* _Directions_
Reproduce the development setup guide below word for word, keeping every line as it appears.

— Start of Excerpted text —

Setup Development Environment

# Clone repository
git clone https://github.com/docvault/doc-vault.git
cd doc-vault

# Install uv if not already installed
curl -LsSf https://astral.sh/uv/install.sh | sh

# Install dependencies
uv sync

# Activate virtual environment
source .venv/bin/activate  # On Windows: .venv\Scripts\activate

# Install pre-commit hooks
pre-commit install

Running Tests

# Run all tests
uv run pytest

# Run with coverage
uv run pytest --cov

# Run specific test file
uv run pytest tests/test_config.py

Code Quality

# Format code
uv run black src/

# Lint code
uv run ruff check src/

# Type checking
uv run mypy src/

# Run all quality checks
uv run pre-commit run --all-files

Database Setup

DocVault requires PostgreSQL for metadata and MinIO for file storage.

— End of Excerpted text —
— Start of Data lines —

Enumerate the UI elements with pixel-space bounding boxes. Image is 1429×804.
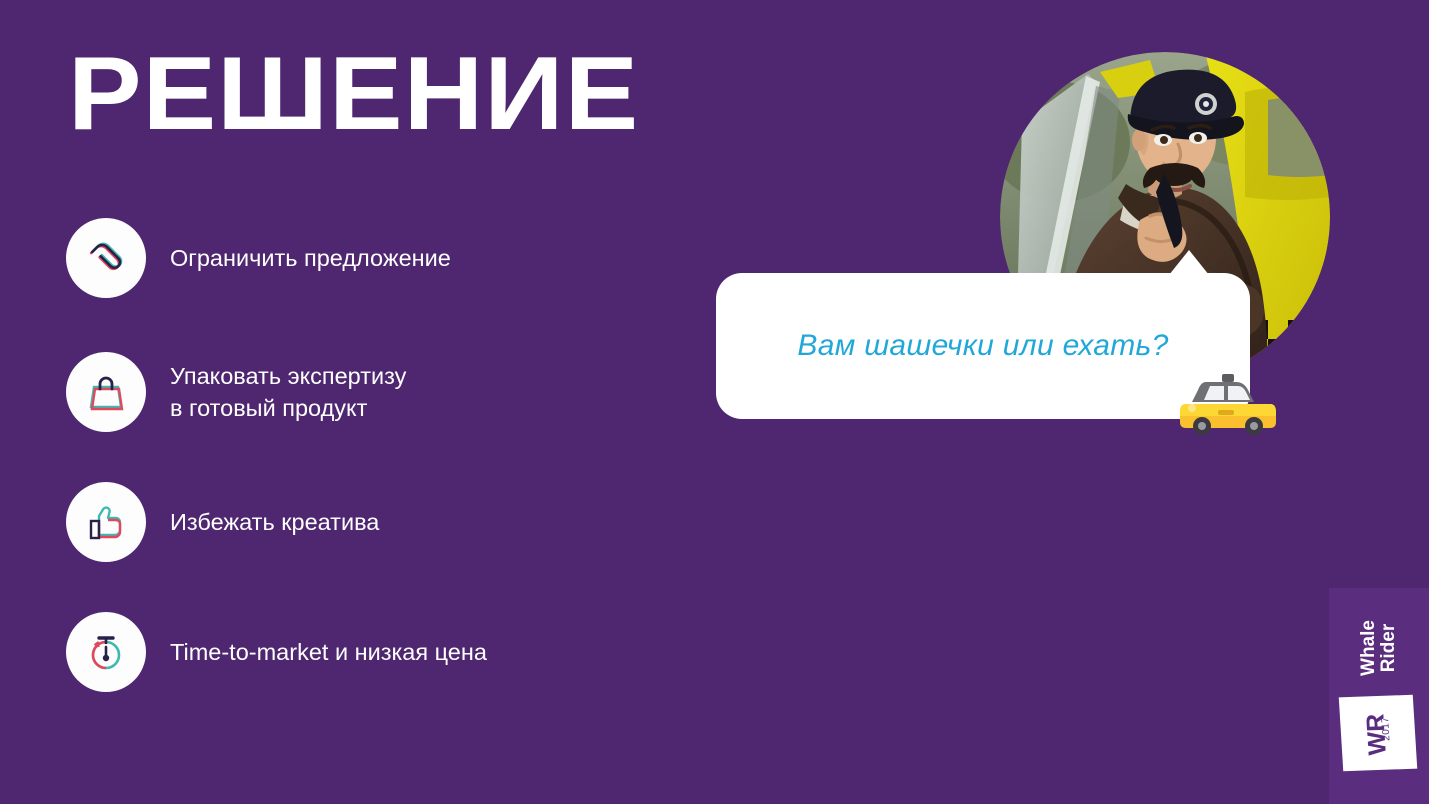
logo-line-1: Whale xyxy=(1359,592,1379,704)
logo-line-2: Rider xyxy=(1379,592,1399,704)
shopping-bag-icon xyxy=(66,352,146,432)
page-title: РЕШЕНИЕ xyxy=(68,42,639,146)
thumbs-up-icon xyxy=(66,482,146,562)
whale-rider-logo: Whale Rider WR 2017 xyxy=(1329,588,1429,804)
slide-root: РЕШЕНИЕ Ограничить предложение xyxy=(0,0,1429,804)
list-item[interactable]: Time-to-market и низкая цена xyxy=(66,612,487,692)
taxi-emoji xyxy=(1178,372,1278,436)
paperclip-icon xyxy=(66,218,146,298)
stopwatch-icon xyxy=(66,612,146,692)
speech-bubble-text: Вам шашечки или ехать? xyxy=(716,273,1250,419)
list-item-label: Ограничить предложение xyxy=(170,242,451,274)
logo-wordmark: Whale Rider xyxy=(1359,592,1399,704)
list-item[interactable]: Ограничить предложение xyxy=(66,218,451,298)
list-item-label: Time-to-market и низкая цена xyxy=(170,636,487,668)
speech-bubble: Вам шашечки или ехать? xyxy=(716,273,1250,419)
list-item-label: Упаковать экспертизу в готовый продукт xyxy=(170,360,406,424)
list-item[interactable]: Упаковать экспертизу в готовый продукт xyxy=(66,352,406,432)
list-item[interactable]: Избежать креатива xyxy=(66,482,379,562)
list-item-label: Избежать креатива xyxy=(170,506,379,538)
wr-badge: WR 2017 xyxy=(1339,695,1417,771)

— End of Data lines —

* _Exercise solution_
Setup Development Environment

# Clone repository
git clone https://github.com/docvault/doc-vault.git
cd doc-vault

# Install uv if not already installed
curl -LsSf https://astral.sh/uv/install.sh | sh

# Install dependencies
uv sync

# Activate virtual environment
source .venv/bin/activate  # On Windows: .venv\Scripts\activate

# Install pre-commit hooks
pre-commit install

Running Tests

# Run all tests
uv run pytest

# Run with coverage
uv run pytest --cov

# Run specific test file
uv run pytest tests/test_config.py

Code Quality

# Format code
uv run black src/

# Lint code
uv run ruff check src/

# Type checking
uv run mypy src/

# Run all quality checks
uv run pre-commit run --all-files

Database Setup

DocVault requires PostgreSQL for metadata and MinIO for file storage.